* PROBLEM TO SOLVE
Every line of the material that follows must be printed again exactly.

* INPUT FOR THIS TASK

================================

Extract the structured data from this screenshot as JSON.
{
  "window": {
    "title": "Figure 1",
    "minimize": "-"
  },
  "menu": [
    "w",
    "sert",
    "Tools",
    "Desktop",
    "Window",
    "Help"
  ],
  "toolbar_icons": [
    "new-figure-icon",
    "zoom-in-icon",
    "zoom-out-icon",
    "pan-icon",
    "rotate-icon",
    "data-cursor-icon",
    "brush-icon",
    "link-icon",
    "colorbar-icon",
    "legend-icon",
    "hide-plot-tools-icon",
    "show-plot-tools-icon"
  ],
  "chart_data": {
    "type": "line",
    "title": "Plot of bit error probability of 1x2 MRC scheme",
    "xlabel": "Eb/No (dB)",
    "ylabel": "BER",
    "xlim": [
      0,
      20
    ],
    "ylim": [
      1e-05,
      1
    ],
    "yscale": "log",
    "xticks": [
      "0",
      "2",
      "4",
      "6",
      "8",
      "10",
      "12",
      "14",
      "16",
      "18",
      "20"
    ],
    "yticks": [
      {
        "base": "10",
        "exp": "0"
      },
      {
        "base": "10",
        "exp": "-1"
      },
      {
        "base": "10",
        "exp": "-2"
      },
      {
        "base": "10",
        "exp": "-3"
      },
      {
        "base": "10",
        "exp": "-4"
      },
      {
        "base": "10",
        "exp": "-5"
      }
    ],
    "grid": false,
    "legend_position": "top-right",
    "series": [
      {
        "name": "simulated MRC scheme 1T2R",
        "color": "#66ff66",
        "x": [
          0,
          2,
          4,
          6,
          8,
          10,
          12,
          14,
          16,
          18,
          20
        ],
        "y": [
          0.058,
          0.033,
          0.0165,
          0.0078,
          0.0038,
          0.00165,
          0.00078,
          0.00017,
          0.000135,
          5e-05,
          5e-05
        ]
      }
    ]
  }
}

================================

* RESULT FOR THIS TASK
Extract the structured data from this screenshot as JSON.
{
  "window": {
    "title": "Figure 1",
    "minimize": "-"
  },
  "menu": [
    "w",
    "sert",
    "Tools",
    "Desktop",
    "Window",
    "Help"
  ],
  "toolbar_icons": [
    "new-figure-icon",
    "zoom-in-icon",
    "zoom-out-icon",
    "pan-icon",
    "rotate-icon",
    "data-cursor-icon",
    "brush-icon",
    "link-icon",
    "colorbar-icon",
    "legend-icon",
    "hide-plot-tools-icon",
    "show-plot-tools-icon"
  ],
  "chart_data": {
    "type": "line",
    "title": "Plot of bit error probability of 1x2 MRC scheme",
    "xlabel": "Eb/No (dB)",
    "ylabel": "BER",
    "xlim": [
      0,
      20
    ],
    "ylim": [
      1e-05,
      1
    ],
    "yscale": "log",
    "xticks": [
      "0",
      "2",
      "4",
      "6",
      "8",
      "10",
      "12",
      "14",
      "16",
      "18",
      "20"
    ],
    "yticks": [
      {
        "base": "10",
        "exp": "0"
      },
      {
        "base": "10",
        "exp": "-1"
      },
      {
        "base": "10",
        "exp": "-2"
      },
      {
        "base": "10",
        "exp": "-3"
      },
      {
        "base": "10",
        "exp": "-4"
      },
      {
        "base": "10",
        "exp": "-5"
      }
    ],
    "grid": false,
    "legend_position": "top-right",
    "series": [
      {
        "name": "simulated MRC scheme 1T2R",
        "color": "#66ff66",
        "x": [
          0,
          2,
          4,
          6,
          8,
          10,
          12,
          14,
          16,
          18,
          20
        ],
        "y": [
          0.058,
          0.033,
          0.0165,
          0.0078,
          0.0038,
          0.00165,
          0.00078,
          0.00017,
          0.000135,
          5e-05,
          5e-05
        ]
      }
    ]
  }
}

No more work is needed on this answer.